_To do_:
Pick out each line of the records in which the word "text" appears.
------------------------------------------------------------
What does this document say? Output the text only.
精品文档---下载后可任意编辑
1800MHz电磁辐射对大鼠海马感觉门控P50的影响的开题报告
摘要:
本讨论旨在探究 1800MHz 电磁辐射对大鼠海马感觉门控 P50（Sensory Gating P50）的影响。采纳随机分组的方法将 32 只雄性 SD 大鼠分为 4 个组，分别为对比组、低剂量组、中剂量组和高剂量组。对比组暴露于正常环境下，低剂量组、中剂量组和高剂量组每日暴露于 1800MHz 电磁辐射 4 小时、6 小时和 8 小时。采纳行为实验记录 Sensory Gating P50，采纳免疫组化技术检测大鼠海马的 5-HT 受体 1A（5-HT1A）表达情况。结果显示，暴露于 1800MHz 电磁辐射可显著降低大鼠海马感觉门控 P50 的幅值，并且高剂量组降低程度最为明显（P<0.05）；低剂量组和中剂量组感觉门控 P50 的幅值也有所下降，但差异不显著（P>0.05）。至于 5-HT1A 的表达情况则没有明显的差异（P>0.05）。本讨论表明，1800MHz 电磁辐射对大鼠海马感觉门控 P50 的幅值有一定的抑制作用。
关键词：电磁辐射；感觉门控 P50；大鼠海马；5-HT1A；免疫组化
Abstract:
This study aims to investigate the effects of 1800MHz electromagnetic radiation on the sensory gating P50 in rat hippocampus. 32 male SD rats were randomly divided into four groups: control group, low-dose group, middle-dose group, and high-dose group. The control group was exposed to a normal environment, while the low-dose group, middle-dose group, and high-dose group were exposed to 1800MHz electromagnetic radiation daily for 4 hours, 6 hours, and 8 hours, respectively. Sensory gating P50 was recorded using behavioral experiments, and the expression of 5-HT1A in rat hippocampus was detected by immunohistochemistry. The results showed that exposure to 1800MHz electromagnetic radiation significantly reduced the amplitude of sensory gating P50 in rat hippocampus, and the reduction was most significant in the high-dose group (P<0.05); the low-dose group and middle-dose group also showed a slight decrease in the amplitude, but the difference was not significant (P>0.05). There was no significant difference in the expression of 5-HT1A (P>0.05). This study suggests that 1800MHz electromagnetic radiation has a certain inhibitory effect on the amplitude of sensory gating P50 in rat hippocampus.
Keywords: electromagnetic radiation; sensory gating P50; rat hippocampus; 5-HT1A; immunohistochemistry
------------------------------------------------------------
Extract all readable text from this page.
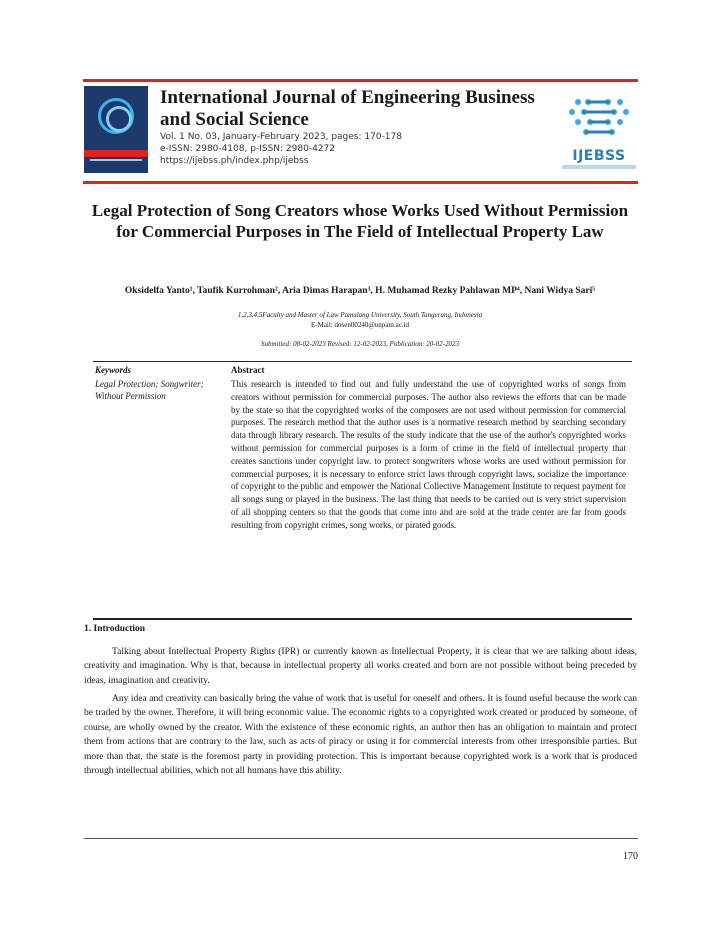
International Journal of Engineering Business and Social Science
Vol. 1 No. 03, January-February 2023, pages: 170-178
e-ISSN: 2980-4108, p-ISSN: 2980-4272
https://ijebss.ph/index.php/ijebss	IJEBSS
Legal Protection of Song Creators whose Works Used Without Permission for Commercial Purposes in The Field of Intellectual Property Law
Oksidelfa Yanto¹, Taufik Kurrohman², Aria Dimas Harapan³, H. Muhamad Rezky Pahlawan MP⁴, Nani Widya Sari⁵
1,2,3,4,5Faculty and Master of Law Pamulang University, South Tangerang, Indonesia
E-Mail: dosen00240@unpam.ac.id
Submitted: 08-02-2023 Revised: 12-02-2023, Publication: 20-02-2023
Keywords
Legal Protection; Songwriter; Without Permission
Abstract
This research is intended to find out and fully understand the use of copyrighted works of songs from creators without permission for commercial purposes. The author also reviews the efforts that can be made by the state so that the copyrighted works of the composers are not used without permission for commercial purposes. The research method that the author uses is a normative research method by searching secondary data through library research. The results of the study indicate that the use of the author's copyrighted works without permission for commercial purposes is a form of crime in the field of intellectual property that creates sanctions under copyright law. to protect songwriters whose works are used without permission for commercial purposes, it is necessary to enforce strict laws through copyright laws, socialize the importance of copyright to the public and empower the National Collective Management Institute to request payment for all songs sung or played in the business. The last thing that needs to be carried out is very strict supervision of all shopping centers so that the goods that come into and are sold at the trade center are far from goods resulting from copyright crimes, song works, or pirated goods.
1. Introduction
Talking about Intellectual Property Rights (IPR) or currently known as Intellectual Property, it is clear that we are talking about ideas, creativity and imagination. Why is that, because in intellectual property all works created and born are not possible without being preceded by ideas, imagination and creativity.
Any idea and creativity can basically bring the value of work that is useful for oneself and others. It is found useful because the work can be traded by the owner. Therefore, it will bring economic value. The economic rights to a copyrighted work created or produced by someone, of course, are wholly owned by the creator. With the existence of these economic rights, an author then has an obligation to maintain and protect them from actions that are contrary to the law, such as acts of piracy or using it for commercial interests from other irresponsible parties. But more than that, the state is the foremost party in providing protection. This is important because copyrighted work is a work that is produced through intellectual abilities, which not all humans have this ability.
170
------------------------------------------------------------
_Result of this exercise_:
What does this document say? Output the text only.
Extract all readable text from this page.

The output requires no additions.